- WRITTEN TASK -
Copy every line from the data below in which the string "desses" can be found.

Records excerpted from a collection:

════════

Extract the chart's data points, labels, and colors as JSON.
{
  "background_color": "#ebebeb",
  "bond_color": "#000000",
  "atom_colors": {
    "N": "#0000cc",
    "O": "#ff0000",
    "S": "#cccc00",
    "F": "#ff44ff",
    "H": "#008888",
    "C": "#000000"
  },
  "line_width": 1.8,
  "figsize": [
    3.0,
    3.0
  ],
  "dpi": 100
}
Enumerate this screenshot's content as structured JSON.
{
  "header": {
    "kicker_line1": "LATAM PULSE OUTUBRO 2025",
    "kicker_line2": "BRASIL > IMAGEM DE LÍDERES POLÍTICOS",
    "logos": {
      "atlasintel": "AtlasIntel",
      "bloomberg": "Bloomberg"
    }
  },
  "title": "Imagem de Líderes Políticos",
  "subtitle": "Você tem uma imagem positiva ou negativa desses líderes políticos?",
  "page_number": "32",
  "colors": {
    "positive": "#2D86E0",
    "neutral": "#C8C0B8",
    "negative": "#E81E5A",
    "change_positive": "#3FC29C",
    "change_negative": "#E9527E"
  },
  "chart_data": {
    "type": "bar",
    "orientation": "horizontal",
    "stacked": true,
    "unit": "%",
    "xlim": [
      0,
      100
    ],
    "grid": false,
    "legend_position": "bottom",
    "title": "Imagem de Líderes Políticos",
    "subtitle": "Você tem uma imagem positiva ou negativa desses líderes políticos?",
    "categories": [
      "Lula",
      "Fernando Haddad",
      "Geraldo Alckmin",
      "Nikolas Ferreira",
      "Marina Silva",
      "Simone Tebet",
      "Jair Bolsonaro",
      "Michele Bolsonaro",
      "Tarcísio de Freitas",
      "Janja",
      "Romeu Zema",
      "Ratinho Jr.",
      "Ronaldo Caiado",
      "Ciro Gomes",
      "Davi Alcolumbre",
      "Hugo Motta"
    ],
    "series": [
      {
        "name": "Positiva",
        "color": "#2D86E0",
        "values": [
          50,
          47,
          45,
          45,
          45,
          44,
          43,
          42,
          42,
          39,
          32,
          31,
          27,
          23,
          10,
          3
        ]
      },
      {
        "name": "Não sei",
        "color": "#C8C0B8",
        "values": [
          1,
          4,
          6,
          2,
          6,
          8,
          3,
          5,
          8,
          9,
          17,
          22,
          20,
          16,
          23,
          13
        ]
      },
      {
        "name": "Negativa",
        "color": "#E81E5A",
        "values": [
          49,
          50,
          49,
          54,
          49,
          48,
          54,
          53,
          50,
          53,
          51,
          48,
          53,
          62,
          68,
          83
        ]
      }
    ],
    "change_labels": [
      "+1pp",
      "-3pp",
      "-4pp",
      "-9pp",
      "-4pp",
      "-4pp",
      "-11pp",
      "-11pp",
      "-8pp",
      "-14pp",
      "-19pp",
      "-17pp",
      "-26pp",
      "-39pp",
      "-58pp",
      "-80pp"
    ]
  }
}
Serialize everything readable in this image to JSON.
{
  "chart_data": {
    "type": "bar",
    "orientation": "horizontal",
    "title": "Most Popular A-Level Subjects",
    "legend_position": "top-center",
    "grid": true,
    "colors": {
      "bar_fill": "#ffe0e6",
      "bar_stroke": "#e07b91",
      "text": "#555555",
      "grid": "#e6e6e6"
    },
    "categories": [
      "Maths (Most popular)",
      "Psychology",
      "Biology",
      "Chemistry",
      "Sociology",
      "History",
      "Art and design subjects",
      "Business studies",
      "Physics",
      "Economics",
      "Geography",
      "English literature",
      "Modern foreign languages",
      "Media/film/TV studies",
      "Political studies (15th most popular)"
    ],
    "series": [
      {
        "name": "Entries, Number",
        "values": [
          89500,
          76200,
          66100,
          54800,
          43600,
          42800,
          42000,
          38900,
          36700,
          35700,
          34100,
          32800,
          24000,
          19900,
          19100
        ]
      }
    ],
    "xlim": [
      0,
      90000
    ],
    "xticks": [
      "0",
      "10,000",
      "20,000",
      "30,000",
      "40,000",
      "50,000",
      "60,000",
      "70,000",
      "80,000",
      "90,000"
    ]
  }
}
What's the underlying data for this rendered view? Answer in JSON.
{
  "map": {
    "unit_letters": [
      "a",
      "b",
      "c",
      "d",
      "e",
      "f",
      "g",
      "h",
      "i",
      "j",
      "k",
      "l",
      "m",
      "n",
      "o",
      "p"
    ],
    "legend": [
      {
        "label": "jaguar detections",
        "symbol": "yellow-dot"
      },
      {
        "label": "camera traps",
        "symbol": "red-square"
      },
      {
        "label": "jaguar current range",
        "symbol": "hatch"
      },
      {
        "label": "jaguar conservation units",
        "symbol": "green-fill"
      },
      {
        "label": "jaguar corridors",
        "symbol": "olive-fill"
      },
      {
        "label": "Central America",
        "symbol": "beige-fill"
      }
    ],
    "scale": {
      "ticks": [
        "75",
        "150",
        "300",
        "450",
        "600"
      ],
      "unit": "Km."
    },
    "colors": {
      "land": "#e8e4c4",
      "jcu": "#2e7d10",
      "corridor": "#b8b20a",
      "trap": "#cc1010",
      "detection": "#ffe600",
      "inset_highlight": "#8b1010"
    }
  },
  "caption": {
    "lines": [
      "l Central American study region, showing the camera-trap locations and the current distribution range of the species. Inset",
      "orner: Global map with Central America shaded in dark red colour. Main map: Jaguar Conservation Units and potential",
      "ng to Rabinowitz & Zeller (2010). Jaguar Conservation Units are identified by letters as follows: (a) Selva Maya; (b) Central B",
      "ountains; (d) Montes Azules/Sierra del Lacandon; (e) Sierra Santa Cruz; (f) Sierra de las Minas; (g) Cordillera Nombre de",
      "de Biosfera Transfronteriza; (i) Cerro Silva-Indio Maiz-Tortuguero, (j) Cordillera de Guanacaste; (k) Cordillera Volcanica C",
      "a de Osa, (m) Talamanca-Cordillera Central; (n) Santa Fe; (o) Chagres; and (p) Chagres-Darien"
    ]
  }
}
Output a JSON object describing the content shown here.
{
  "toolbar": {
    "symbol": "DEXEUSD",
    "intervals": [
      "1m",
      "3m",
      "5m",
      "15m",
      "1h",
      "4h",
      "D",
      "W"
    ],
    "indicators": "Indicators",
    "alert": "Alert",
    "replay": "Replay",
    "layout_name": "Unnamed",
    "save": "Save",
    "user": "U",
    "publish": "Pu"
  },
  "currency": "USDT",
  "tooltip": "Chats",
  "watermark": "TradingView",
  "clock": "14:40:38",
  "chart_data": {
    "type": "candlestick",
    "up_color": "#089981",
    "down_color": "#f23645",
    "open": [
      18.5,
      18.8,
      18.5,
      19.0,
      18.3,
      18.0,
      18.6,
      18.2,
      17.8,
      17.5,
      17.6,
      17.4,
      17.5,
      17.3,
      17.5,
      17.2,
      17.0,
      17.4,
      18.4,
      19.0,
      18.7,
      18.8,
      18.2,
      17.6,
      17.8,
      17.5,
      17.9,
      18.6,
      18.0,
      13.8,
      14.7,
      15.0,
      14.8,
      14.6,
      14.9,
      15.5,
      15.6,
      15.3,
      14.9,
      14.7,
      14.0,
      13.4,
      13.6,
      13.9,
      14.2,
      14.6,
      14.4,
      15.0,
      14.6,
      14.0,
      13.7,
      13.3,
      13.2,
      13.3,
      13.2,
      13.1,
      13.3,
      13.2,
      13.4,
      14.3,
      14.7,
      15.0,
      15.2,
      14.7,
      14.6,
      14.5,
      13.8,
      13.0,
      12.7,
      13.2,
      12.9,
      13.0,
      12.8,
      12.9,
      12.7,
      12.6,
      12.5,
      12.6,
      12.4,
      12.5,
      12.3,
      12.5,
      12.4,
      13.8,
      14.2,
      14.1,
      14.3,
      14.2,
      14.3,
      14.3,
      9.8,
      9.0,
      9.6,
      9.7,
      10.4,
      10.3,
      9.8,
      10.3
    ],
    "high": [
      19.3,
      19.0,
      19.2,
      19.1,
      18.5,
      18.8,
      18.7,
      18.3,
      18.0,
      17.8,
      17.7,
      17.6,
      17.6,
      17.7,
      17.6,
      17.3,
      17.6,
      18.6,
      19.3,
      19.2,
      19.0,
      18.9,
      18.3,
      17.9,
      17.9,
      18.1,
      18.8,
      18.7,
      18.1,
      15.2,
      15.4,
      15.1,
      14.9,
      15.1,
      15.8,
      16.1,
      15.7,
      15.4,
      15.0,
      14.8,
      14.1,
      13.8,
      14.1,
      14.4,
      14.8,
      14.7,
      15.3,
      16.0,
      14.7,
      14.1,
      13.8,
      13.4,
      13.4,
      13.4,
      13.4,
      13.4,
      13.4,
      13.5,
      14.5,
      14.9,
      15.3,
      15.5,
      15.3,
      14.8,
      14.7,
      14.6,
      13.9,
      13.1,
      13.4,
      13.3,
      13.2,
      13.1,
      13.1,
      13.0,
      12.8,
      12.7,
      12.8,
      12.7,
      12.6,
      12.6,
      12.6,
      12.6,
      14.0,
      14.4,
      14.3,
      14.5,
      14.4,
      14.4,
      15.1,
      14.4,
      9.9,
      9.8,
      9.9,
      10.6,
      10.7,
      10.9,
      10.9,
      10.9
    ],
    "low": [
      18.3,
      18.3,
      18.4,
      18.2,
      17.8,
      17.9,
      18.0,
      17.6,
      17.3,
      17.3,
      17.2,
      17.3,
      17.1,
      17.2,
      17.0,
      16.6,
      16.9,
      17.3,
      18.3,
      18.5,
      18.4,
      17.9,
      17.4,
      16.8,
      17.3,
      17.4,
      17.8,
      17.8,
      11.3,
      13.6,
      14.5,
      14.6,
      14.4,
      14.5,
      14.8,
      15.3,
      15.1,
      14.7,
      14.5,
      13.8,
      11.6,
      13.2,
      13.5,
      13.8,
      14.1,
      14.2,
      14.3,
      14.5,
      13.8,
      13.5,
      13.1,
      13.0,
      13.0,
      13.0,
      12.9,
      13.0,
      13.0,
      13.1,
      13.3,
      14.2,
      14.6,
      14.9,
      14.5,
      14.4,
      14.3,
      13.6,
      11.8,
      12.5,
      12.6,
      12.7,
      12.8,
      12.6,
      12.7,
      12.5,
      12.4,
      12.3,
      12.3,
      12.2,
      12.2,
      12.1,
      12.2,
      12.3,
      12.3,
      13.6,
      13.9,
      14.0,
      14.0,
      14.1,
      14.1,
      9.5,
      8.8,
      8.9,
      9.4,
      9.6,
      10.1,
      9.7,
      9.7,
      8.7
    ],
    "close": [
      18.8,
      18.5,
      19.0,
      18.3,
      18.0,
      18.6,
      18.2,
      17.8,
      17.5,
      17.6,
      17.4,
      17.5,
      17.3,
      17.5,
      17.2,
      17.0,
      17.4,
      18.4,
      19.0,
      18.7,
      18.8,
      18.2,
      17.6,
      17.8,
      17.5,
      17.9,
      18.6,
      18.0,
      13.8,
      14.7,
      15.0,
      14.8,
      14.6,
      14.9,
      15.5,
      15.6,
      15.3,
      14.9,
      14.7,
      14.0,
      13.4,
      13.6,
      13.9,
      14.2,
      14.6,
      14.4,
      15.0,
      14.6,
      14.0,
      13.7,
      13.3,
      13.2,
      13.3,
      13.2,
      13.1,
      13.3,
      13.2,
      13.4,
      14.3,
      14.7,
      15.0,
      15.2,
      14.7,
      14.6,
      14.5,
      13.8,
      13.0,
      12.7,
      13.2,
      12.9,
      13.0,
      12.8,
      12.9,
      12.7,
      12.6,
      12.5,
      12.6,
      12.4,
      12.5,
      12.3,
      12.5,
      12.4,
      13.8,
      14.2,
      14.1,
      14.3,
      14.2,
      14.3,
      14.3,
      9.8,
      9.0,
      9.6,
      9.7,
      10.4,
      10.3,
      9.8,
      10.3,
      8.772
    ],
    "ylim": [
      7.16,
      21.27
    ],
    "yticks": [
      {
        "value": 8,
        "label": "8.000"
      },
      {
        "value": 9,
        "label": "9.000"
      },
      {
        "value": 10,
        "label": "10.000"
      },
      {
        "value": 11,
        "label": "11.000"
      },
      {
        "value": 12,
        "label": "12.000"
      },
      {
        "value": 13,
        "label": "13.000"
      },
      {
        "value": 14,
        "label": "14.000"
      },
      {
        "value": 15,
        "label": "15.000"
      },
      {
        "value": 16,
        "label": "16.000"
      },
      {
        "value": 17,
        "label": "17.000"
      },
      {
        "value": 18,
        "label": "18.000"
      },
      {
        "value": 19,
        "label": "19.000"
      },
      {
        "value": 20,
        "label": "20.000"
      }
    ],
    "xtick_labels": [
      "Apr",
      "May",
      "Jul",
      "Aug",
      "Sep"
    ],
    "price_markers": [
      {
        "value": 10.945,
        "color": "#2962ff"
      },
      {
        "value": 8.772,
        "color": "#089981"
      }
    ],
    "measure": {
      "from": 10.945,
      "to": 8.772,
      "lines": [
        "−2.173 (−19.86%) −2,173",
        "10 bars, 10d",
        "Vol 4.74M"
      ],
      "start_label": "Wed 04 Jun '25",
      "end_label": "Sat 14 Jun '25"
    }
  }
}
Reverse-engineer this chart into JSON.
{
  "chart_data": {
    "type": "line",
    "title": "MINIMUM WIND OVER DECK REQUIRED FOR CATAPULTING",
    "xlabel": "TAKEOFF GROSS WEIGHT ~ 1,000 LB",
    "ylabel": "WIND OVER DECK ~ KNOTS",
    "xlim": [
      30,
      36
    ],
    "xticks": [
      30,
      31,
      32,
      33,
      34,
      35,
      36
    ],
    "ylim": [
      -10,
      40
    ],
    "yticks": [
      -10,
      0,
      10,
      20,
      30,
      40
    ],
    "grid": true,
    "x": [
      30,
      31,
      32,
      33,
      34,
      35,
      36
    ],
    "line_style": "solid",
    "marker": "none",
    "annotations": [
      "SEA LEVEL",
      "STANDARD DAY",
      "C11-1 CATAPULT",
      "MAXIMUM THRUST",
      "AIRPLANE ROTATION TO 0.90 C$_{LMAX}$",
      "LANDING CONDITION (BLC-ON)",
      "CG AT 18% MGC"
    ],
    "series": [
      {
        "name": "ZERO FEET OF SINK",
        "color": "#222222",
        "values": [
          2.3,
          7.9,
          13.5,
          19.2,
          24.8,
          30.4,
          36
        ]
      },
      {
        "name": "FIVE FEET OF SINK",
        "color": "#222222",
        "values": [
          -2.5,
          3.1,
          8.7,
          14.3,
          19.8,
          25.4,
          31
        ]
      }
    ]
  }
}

════════

- THE RESPONSE -
  "subtitle": "Você tem uma imagem positiva ou negativa desses líderes políticos?",
    "subtitle": "Você tem uma imagem positiva ou negativa desses líderes políticos?",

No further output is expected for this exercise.